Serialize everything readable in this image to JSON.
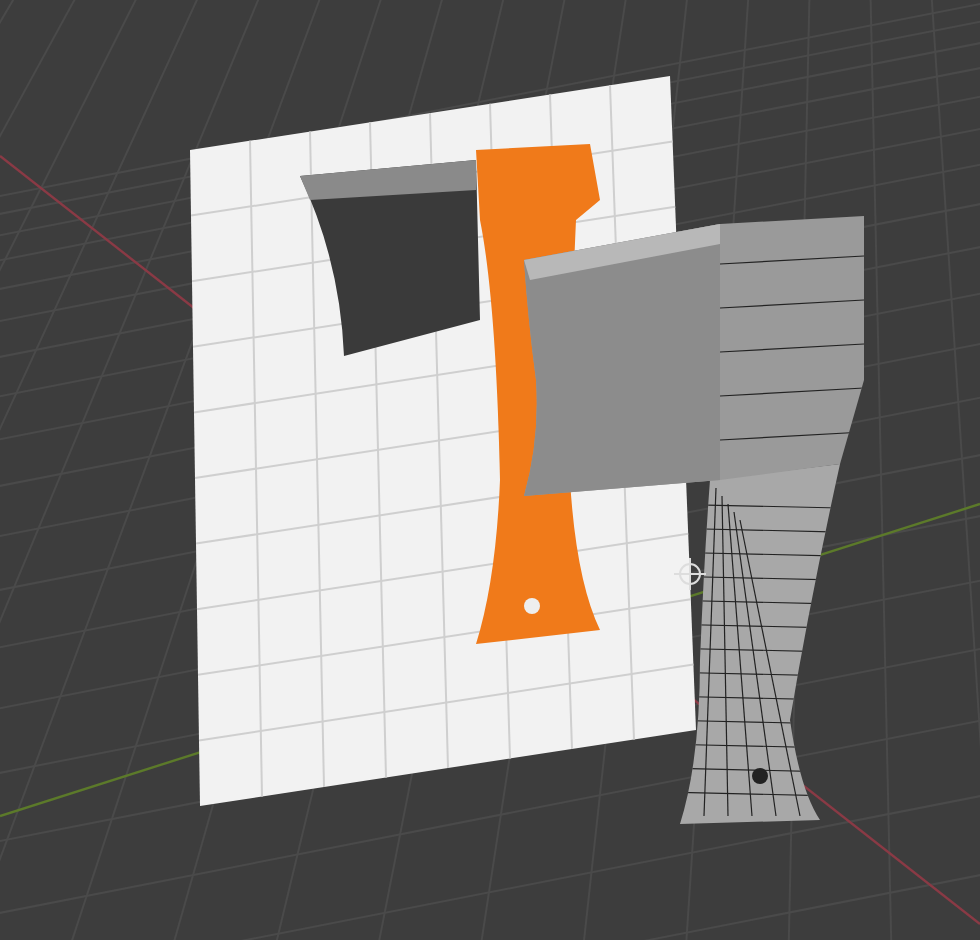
{
  "viewport": {
    "show_grid": true,
    "show_axes": true,
    "show_wireframe": true
  }
}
::::
▸ **THE TASK**
Copy the records above exactly. The pictures are not part of the copy.

▸ **ANSWER FOR THIS EXERCISE**
Serialize everything readable in this image to JSON.
{
  "viewport": {
    "show_grid": true,
    "show_axes": true,
    "show_wireframe": true
  }
}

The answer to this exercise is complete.